## Source records
⁂
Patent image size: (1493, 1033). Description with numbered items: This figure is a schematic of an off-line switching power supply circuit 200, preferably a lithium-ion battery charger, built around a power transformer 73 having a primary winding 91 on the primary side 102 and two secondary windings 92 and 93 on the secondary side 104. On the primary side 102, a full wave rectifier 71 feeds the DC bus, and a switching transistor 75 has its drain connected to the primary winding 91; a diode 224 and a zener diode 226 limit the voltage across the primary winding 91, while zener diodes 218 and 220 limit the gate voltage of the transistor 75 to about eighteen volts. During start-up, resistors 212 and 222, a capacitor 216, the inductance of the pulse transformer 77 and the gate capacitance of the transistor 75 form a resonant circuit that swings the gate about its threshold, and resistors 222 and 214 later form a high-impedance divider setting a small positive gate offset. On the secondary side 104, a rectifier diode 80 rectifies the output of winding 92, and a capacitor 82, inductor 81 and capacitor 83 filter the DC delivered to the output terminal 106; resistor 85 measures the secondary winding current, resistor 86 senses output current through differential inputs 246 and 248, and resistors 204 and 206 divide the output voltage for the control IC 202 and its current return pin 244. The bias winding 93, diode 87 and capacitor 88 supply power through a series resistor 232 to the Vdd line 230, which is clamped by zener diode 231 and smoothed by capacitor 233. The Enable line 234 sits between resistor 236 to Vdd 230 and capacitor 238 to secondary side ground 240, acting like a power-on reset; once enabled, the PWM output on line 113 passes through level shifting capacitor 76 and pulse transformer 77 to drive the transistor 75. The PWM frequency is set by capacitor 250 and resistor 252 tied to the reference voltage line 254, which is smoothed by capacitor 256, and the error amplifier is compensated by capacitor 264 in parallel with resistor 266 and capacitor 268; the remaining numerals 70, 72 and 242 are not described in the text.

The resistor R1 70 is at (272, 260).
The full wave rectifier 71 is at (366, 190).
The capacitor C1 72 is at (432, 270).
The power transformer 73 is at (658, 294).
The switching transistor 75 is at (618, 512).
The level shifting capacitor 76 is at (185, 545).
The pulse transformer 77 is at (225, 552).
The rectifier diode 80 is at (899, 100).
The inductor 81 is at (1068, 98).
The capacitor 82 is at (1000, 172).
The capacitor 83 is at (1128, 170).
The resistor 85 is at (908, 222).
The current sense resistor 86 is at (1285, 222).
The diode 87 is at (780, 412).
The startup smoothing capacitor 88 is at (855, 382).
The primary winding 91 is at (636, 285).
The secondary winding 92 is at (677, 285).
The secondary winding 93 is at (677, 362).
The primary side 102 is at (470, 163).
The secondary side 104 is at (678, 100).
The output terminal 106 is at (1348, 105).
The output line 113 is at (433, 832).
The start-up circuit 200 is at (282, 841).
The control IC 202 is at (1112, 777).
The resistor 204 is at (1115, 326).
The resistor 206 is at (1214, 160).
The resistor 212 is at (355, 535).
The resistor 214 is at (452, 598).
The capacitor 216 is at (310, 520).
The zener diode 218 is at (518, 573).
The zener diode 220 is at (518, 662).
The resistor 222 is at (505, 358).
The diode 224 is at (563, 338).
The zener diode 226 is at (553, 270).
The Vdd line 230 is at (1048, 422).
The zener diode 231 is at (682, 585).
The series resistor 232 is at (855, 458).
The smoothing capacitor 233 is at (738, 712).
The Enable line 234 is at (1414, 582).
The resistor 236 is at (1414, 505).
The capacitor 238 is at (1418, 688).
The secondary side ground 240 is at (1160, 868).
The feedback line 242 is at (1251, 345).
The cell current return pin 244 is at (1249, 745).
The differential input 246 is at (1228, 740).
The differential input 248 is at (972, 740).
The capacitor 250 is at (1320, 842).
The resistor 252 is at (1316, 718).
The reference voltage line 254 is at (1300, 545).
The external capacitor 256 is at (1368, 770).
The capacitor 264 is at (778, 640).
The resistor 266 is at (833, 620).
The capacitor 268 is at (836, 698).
⁂
## WHAT THE EXERCISE ASKS
Could you format the records above as a Markdown table with two columns, No. and Line, giving each nonblank line its own numbered row?

## IN RESPONSE
| No. | Line |
|---|---|
| 1 | Patent image size: (1493, 1033). Description with numbered items: This figure is a schematic of an off-line switching power supply circuit 200, preferably a lithium-ion battery charger, built around a power transformer 73 having a primary winding 91 on the primary side 102 and two secondary windings 92 and 93 on the secondary side 104. On the primary side 102, a full wave rectifier 71 feeds the DC bus, and a switching transistor 75 has its drain connected to the primary winding 91; a diode 224 and a zener diode 226 limit the voltage across the primary winding 91, while zener diodes 218 and 220 limit the gate voltage of the transistor 75 to about eighteen volts. During start-up, resistors 212 and 222, a capacitor 216, the inductance of the pulse transformer 77 and the gate capacitance of the transistor 75 form a resonant circuit that swings the gate about its threshold, and resistors 222 and 214 later form a high-impedance divider setting a small positive gate offset. On the secondary side 104, a rectifier diode 80 rectifies the output of winding 92, and a capacitor 82, inductor 81 and capacitor 83 filter the DC delivered to the output terminal 106; resistor 85 measures the secondary winding current, resistor 86 senses output current through differential inputs 246 and 248, and resistors 204 and 206 divide the output voltage for the control IC 202 and its current return pin 244. The bias winding 93, diode 87 and capacitor 88 supply power through a series resistor 232 to the Vdd line 230, which is clamped by zener diode 231 and smoothed by capacitor 233. The Enable line 234 sits between resistor 236 to Vdd 230 and capacitor 238 to secondary side ground 240, acting like a power-on reset; once enabled, the PWM output on line 113 passes through level shifting capacitor 76 and pulse transformer 77 to drive the transistor 75. The PWM frequency is set by capacitor 250 and resistor 252 tied to the reference voltage line 254, which is smoothed by capacitor 256, and the error amplifier is compensated by capacitor 264 in parallel with resistor 266 and capacitor 268; the remaining numerals 70, 72 and 242 are not described in the text. |
| 2 | The resistor R1 70 is at (272, 260). |
| 3 | The full wave rectifier 71 is at (366, 190). |
| 4 | The capacitor C1 72 is at (432, 270). |
| 5 | The power transformer 73 is at (658, 294). |
| 6 | The switching transistor 75 is at (618, 512). |
| 7 | The level shifting capacitor 76 is at (185, 545). |
| 8 | The pulse transformer 77 is at (225, 552). |
| 9 | The rectifier diode 80 is at (899, 100). |
| 10 | The inductor 81 is at (1068, 98). |
| 11 | The capacitor 82 is at (1000, 172). |
| 12 | The capacitor 83 is at (1128, 170). |
| 13 | The resistor 85 is at (908, 222). |
| 14 | The current sense resistor 86 is at (1285, 222). |
| 15 | The diode 87 is at (780, 412). |
| 16 | The startup smoothing capacitor 88 is at (855, 382). |
| 17 | The primary winding 91 is at (636, 285). |
| 18 | The secondary winding 92 is at (677, 285). |
| 19 | The secondary winding 93 is at (677, 362). |
| 20 | The primary side 102 is at (470, 163). |
| 21 | The secondary side 104 is at (678, 100). |
| 22 | The output terminal 106 is at (1348, 105). |
| 23 | The output line 113 is at (433, 832). |
| 24 | The start-up circuit 200 is at (282, 841). |
| 25 | The control IC 202 is at (1112, 777). |
| 26 | The resistor 204 is at (1115, 326). |
| 27 | The resistor 206 is at (1214, 160). |
| 28 | The resistor 212 is at (355, 535). |
| 29 | The resistor 214 is at (452, 598). |
| 30 | The capacitor 216 is at (310, 520). |
| 31 | The zener diode 218 is at (518, 573). |
| 32 | The zener diode 220 is at (518, 662). |
| 33 | The resistor 222 is at (505, 358). |
| 34 | The diode 224 is at (563, 338). |
| 35 | The zener diode 226 is at (553, 270). |
| 36 | The Vdd line 230 is at (1048, 422). |
| 37 | The zener diode 231 is at (682, 585). |
| 38 | The series resistor 232 is at (855, 458). |
| 39 | The smoothing capacitor 233 is at (738, 712). |
| 40 | The Enable line 234 is at (1414, 582). |
| 41 | The resistor 236 is at (1414, 505). |
| 42 | The capacitor 238 is at (1418, 688). |
| 43 | The secondary side ground 240 is at (1160, 868). |
| 44 | The feedback line 242 is at (1251, 345). |
| 45 | The cell current return pin 244 is at (1249, 745). |
| 46 | The differential input 246 is at (1228, 740). |
| 47 | The differential input 248 is at (972, 740). |
| 48 | The capacitor 250 is at (1320, 842). |
| 49 | The resistor 252 is at (1316, 718). |
| 50 | The reference voltage line 254 is at (1300, 545). |
| 51 | The external capacitor 256 is at (1368, 770). |
| 52 | The capacitor 264 is at (778, 640). |
| 53 | The resistor 266 is at (833, 620). |
| 54 | The capacitor 268 is at (836, 698). |